### Task objective:
Lines containing the word "What" are the ones to copy from the records below.

### Provided data:
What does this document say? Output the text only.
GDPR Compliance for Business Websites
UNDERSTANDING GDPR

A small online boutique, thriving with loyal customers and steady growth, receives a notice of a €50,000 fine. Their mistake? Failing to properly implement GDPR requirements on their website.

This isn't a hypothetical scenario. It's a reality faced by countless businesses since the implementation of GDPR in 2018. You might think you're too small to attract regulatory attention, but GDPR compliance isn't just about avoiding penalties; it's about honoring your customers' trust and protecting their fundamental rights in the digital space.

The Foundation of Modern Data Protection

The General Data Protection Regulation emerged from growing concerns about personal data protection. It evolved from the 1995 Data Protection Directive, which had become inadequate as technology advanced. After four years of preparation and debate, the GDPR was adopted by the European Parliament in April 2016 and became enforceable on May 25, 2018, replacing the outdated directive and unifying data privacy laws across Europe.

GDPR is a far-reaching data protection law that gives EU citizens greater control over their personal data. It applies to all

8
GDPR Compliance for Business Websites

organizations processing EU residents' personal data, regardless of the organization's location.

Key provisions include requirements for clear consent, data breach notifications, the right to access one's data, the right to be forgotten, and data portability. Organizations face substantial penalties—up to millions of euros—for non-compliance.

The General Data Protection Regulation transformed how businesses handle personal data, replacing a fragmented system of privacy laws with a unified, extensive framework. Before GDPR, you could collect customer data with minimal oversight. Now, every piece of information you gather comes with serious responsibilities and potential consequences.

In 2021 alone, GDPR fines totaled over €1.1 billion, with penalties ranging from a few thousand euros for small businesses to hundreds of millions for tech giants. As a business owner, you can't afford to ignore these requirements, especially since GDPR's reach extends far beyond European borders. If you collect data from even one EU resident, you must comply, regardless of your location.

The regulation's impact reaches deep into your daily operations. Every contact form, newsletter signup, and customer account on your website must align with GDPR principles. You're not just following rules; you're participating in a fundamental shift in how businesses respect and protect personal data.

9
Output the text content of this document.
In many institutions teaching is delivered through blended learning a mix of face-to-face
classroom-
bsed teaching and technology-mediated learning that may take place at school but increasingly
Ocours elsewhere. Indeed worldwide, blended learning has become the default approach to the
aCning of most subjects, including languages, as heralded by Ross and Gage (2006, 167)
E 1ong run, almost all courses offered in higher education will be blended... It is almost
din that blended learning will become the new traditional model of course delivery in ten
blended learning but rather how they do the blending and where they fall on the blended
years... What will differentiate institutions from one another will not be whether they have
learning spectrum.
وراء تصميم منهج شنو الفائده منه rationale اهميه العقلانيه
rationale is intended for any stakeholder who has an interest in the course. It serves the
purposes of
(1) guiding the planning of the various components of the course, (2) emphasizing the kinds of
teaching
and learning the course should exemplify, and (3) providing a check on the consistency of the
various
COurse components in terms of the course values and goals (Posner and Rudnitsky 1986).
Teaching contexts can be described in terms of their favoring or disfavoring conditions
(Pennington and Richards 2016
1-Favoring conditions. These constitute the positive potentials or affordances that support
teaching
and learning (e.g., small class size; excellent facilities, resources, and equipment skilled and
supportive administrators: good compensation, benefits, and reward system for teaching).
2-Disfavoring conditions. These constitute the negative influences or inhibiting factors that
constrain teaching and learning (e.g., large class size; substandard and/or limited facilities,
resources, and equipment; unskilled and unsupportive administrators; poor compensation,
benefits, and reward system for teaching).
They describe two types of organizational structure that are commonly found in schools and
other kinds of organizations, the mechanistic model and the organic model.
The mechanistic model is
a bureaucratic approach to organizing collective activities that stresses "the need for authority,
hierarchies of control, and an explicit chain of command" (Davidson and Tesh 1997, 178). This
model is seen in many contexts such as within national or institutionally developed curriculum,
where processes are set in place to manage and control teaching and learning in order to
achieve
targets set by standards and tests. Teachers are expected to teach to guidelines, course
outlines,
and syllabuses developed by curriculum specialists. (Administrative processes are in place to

### Output for this task:
What does this document say? Output the text only.
years... What will differentiate institutions from one another will not be whether they have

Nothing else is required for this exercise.